[Entries from a dataset]
=====

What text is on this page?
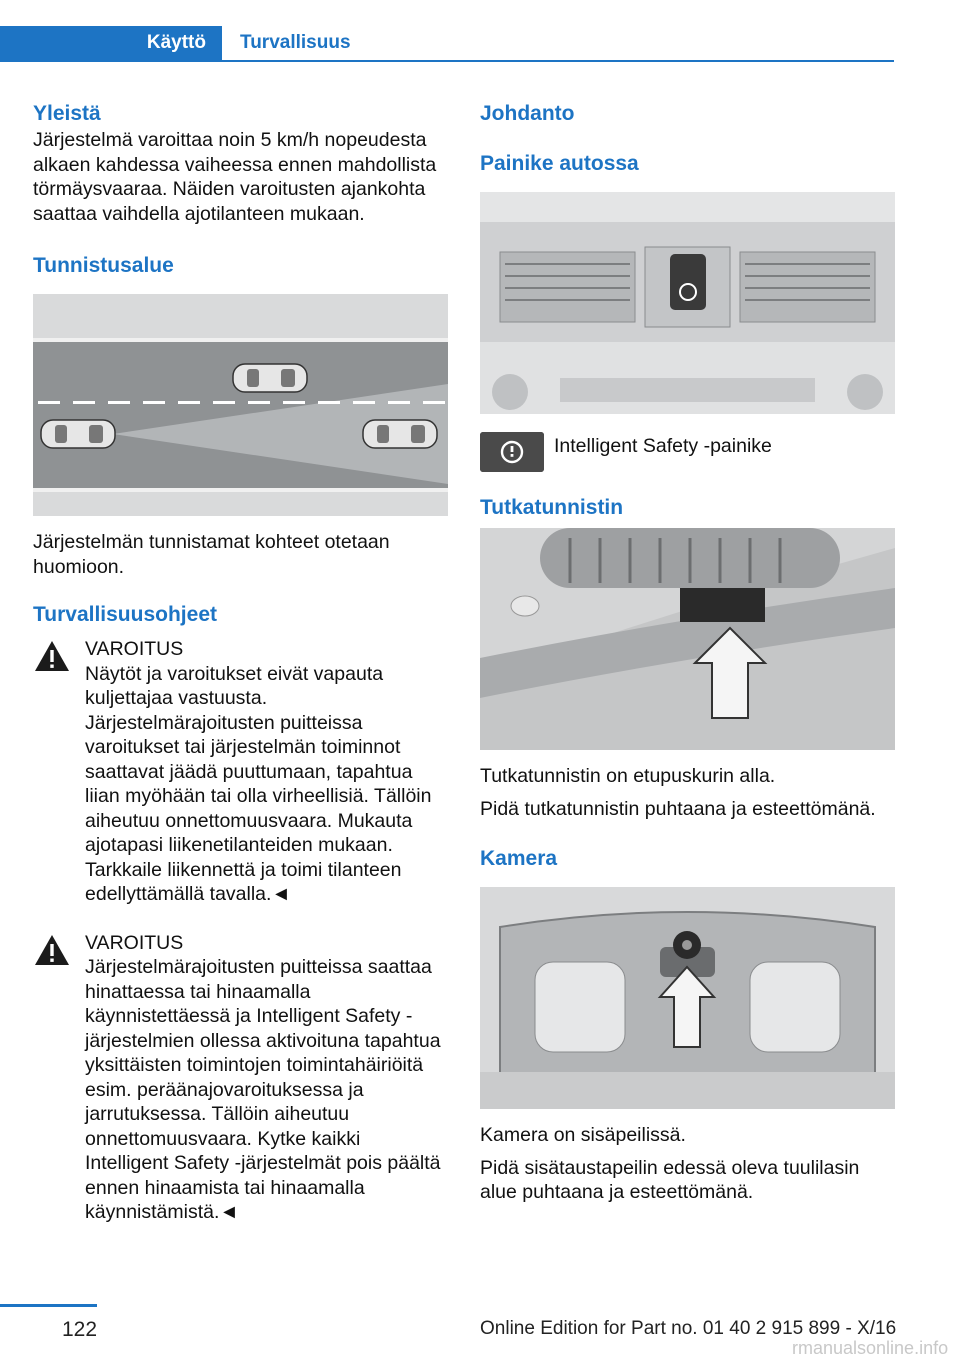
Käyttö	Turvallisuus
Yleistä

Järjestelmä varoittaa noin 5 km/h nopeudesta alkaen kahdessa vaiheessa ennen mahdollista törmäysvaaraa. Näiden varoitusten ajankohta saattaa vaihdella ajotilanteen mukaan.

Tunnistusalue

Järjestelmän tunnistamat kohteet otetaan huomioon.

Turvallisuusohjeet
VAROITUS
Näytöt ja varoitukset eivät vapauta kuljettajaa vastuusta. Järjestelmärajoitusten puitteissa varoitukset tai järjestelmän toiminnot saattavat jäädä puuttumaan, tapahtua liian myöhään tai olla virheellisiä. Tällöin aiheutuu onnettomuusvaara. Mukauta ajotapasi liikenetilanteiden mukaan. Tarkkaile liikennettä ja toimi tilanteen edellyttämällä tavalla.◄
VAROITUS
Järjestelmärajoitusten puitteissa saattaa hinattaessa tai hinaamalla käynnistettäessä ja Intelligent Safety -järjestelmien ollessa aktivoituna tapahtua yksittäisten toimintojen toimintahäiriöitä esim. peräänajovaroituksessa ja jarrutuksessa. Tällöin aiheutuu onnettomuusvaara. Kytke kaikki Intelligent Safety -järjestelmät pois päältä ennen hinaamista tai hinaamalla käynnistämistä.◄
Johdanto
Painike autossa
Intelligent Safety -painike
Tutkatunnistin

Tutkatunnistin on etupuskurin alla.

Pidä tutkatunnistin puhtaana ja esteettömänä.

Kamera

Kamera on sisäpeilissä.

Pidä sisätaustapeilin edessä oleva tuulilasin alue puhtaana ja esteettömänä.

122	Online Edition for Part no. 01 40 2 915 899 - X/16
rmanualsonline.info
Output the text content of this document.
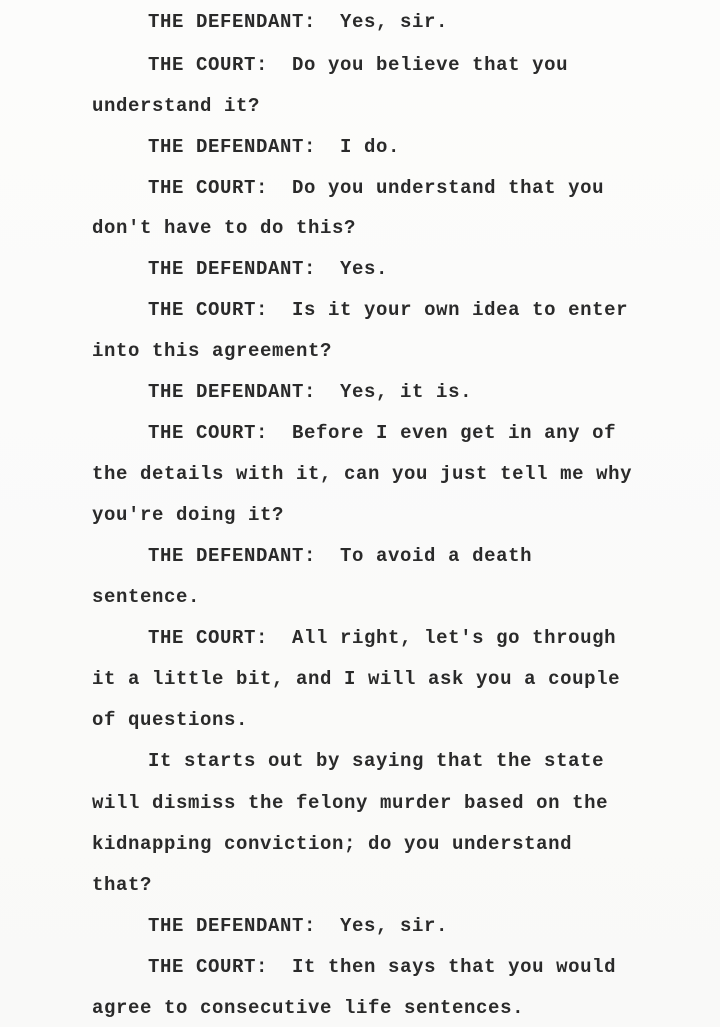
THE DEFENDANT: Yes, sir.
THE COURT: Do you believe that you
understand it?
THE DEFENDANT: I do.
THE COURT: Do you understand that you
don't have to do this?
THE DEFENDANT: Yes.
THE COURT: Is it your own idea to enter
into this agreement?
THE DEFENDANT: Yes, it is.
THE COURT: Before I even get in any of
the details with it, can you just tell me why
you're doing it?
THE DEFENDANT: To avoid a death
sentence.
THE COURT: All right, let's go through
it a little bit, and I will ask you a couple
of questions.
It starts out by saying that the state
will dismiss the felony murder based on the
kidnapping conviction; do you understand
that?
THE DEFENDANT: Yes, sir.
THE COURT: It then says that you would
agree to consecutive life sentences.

=====

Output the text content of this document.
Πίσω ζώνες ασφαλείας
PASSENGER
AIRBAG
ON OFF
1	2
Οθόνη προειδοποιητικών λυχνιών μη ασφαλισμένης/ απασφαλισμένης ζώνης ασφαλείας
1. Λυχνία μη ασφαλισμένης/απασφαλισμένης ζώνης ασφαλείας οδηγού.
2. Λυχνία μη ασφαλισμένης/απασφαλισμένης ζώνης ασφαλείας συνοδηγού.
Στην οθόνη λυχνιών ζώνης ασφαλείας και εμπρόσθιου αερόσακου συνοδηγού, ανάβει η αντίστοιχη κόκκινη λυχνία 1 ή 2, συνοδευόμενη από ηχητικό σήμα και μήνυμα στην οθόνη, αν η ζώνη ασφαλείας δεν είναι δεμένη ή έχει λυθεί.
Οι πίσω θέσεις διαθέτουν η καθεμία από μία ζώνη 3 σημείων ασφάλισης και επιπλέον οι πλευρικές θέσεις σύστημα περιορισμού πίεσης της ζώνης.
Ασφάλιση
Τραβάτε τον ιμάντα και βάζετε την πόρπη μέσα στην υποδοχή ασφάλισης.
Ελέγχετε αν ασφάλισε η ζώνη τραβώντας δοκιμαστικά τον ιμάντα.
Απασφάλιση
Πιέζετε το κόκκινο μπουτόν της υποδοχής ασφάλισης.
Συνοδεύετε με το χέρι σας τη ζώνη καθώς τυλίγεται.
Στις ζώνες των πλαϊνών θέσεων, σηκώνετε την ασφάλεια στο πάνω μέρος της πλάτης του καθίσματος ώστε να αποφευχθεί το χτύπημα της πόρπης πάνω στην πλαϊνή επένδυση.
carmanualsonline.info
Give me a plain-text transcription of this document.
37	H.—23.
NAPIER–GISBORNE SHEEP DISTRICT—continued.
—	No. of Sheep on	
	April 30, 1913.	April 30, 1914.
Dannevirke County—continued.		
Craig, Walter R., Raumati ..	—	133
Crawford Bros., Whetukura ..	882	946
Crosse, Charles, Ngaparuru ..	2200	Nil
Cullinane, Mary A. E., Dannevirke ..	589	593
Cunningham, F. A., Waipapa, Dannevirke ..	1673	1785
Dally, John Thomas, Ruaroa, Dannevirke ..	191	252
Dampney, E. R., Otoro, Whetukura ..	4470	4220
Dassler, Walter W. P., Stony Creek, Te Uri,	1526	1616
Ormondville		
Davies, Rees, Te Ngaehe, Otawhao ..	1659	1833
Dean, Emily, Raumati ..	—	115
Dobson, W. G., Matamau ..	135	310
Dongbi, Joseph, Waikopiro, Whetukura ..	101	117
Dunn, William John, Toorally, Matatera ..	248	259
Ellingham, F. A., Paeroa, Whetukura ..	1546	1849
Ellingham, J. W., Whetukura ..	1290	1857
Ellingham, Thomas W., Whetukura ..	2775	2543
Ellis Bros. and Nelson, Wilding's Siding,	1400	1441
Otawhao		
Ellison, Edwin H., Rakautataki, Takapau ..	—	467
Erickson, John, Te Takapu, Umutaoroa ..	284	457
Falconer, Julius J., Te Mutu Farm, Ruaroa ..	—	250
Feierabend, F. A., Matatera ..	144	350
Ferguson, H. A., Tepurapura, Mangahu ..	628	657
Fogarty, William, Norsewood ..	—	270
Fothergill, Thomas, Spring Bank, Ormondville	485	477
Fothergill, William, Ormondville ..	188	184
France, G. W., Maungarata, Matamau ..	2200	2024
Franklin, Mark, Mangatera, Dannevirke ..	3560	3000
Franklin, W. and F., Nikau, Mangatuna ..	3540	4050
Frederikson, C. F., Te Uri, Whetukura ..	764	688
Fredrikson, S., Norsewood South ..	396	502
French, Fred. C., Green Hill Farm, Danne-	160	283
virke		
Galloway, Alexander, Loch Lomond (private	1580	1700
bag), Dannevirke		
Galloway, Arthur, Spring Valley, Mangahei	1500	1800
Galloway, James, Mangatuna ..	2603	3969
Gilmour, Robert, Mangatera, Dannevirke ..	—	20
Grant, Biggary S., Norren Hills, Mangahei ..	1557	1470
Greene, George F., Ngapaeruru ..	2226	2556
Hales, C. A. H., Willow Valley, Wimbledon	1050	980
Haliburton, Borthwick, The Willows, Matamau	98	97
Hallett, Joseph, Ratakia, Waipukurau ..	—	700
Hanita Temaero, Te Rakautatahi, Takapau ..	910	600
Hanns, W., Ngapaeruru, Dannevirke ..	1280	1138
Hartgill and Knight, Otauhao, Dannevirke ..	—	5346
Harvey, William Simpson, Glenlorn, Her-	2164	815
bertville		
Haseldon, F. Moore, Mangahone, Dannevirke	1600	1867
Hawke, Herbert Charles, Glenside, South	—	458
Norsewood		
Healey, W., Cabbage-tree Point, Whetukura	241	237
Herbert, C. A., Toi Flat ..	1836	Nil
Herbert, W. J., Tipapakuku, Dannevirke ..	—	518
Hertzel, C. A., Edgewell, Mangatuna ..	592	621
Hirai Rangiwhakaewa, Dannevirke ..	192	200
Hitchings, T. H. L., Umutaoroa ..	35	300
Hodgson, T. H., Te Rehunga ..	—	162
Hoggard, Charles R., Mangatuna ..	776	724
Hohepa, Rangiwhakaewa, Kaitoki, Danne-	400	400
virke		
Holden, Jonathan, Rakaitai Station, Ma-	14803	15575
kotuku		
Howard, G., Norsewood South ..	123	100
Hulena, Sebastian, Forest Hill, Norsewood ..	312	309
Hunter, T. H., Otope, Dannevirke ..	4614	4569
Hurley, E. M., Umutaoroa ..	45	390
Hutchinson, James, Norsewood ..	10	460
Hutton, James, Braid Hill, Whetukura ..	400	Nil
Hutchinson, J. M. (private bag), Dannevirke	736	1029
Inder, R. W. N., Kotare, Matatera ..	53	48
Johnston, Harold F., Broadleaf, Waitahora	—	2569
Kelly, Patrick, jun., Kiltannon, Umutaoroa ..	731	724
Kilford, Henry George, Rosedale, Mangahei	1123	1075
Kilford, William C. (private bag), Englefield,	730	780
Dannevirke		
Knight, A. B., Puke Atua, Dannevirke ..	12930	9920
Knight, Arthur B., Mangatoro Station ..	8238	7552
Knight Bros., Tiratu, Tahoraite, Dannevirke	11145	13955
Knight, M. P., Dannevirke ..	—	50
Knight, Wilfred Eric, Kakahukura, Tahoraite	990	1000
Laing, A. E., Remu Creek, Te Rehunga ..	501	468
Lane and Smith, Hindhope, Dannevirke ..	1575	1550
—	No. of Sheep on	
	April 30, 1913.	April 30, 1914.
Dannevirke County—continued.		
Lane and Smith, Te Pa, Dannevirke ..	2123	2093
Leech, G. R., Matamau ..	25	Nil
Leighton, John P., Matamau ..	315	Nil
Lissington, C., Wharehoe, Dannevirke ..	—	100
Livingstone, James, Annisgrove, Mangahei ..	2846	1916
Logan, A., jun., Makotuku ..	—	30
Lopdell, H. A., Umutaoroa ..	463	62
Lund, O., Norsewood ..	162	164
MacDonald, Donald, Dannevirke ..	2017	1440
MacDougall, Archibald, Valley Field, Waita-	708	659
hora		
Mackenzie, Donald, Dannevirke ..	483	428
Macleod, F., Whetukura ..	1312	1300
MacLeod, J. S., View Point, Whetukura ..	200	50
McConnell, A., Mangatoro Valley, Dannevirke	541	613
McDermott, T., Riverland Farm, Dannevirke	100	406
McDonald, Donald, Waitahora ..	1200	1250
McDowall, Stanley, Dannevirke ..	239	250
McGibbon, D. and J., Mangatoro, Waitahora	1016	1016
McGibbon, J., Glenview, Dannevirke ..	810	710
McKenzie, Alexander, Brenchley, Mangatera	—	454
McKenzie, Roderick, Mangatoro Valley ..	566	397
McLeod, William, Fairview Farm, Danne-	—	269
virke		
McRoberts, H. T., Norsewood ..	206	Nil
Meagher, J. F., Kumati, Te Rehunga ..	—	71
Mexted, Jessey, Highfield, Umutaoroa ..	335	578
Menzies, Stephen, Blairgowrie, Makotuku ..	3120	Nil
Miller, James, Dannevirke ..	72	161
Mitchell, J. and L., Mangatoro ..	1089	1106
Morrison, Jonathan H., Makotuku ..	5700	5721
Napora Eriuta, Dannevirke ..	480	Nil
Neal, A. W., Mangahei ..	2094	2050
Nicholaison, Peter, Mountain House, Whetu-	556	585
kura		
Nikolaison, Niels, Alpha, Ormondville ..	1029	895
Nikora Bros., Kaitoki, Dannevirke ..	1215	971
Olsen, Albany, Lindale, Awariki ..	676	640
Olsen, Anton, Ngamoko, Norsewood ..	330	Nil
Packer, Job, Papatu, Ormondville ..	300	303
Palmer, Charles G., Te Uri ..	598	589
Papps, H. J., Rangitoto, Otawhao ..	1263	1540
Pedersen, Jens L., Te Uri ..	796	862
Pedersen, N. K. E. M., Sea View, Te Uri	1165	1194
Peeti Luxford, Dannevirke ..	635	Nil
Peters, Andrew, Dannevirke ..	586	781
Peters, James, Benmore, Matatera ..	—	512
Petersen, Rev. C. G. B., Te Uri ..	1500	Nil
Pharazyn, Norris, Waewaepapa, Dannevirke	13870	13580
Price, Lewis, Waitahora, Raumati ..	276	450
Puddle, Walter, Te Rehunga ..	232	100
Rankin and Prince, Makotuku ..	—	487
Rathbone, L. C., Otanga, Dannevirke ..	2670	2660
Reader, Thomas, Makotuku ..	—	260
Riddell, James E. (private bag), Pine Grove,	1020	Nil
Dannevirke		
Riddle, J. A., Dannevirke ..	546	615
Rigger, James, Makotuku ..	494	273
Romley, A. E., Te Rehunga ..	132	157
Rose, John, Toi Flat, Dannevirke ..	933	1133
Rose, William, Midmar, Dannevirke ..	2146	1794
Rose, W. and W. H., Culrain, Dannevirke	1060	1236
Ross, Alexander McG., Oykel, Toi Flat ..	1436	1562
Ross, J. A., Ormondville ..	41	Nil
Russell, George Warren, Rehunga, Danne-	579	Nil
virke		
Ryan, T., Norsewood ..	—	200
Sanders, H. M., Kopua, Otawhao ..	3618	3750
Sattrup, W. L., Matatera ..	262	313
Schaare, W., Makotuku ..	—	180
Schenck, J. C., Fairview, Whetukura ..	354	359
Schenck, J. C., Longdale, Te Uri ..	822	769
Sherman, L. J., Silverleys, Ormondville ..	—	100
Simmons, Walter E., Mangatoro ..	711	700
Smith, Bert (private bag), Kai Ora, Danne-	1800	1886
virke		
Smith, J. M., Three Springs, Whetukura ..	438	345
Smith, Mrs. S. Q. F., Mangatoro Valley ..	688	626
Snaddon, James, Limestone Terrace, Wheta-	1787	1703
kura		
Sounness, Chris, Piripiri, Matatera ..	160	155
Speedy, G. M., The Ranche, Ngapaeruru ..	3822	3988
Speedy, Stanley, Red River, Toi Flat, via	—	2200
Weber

=====

→ **EXERCISE DIRECTIONS**: Each line that has the word "Lane" should be copied.

→ **WRITTEN ANSWER**:
Lane and Smith, Hindhope, Dannevirke ..	1575	1550
Lane and Smith, Te Pa, Dannevirke ..	2123	2093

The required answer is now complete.